- **WHAT YOU ARE ASKED TO DO**:
Go through the material below and count the lines with the string "dernier"; the number is the whole answer.

**** SUPPLIED DATA ****

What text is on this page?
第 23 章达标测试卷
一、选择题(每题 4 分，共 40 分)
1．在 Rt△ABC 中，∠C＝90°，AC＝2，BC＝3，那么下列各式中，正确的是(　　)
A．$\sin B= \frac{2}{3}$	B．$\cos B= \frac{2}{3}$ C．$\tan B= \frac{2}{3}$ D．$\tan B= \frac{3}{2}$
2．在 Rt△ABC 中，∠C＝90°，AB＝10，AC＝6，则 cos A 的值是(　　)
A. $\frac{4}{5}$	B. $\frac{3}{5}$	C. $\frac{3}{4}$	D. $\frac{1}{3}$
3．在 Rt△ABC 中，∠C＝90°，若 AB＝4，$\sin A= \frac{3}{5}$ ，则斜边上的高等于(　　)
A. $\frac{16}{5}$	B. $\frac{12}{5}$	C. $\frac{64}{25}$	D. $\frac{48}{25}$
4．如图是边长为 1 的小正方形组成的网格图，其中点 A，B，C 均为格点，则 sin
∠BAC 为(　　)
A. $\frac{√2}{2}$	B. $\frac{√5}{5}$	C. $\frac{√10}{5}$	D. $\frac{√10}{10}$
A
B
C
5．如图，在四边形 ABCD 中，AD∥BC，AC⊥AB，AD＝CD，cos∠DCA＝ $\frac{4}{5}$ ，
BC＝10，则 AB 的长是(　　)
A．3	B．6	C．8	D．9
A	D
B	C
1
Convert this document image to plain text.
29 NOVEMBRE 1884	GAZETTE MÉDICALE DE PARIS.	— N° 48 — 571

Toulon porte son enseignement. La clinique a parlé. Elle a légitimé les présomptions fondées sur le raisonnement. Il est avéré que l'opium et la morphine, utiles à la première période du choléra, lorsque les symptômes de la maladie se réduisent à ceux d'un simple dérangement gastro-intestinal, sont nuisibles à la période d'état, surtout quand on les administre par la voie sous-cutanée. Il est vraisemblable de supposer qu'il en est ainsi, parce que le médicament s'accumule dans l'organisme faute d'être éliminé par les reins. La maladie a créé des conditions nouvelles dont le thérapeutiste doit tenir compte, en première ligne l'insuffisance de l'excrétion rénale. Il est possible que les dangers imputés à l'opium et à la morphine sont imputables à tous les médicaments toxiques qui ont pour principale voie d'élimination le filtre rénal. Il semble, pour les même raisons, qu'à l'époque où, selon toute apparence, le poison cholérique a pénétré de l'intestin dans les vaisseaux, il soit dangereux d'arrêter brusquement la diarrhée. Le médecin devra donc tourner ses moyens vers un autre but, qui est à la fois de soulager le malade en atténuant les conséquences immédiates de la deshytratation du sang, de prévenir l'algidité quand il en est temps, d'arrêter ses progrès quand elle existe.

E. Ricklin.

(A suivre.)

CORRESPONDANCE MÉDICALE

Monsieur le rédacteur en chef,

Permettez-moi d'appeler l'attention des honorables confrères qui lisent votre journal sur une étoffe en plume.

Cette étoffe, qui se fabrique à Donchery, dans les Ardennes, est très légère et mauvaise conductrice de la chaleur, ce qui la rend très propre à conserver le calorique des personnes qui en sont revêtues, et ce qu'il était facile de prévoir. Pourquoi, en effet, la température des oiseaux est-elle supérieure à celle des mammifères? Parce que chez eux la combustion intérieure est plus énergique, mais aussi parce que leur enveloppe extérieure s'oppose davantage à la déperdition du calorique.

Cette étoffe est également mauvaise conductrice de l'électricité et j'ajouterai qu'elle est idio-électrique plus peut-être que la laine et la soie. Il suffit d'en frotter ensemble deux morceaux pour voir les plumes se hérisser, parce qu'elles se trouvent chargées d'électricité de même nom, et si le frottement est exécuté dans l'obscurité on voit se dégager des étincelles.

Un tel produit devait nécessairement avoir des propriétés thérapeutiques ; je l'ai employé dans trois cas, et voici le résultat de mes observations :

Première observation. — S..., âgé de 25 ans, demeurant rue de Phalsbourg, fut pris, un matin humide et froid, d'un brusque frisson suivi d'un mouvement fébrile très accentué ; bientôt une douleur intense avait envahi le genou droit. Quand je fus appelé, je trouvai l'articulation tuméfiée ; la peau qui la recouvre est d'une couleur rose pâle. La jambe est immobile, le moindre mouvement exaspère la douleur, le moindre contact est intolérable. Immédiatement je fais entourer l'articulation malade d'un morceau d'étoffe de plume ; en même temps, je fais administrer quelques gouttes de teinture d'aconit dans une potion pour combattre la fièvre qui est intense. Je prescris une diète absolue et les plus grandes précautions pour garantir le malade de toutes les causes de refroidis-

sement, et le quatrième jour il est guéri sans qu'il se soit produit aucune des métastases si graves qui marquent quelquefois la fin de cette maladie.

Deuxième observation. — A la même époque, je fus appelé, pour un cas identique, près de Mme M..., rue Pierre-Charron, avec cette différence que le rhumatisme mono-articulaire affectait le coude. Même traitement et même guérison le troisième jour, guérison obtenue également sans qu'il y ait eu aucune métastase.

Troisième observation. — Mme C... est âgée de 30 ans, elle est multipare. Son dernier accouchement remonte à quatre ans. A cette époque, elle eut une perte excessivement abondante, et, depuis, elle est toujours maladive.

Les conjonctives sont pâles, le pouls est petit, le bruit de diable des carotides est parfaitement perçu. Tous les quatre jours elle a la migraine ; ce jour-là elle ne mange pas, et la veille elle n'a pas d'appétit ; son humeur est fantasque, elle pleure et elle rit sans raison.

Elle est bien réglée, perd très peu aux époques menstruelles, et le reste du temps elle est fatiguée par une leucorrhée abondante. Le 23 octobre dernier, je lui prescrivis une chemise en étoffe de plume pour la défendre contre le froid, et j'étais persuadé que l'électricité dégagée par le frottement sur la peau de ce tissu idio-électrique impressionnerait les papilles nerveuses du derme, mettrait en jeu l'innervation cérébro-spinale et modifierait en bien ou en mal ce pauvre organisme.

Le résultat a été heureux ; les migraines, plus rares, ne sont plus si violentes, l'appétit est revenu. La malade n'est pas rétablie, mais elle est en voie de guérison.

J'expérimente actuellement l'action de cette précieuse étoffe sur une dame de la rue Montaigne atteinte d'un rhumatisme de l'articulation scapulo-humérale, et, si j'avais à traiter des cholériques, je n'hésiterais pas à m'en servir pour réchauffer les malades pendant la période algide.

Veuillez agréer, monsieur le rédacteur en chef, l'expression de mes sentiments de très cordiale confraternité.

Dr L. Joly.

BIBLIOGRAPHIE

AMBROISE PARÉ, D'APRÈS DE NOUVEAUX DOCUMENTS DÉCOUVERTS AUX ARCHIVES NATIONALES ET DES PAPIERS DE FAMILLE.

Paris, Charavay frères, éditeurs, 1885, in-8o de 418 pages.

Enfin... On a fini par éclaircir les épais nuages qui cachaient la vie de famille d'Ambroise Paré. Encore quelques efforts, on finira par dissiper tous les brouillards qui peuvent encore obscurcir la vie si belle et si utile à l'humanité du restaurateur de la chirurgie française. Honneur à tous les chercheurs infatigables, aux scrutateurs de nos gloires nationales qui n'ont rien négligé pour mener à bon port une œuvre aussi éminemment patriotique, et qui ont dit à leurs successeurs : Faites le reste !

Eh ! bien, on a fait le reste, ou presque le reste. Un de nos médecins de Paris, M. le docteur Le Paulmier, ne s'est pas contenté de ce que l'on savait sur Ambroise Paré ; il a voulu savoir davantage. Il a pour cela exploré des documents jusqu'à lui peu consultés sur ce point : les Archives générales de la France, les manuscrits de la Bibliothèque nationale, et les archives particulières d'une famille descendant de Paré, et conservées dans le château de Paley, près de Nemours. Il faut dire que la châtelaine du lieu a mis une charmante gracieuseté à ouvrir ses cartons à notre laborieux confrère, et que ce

****

- **ANSWER TO THE PROBLEM**:
2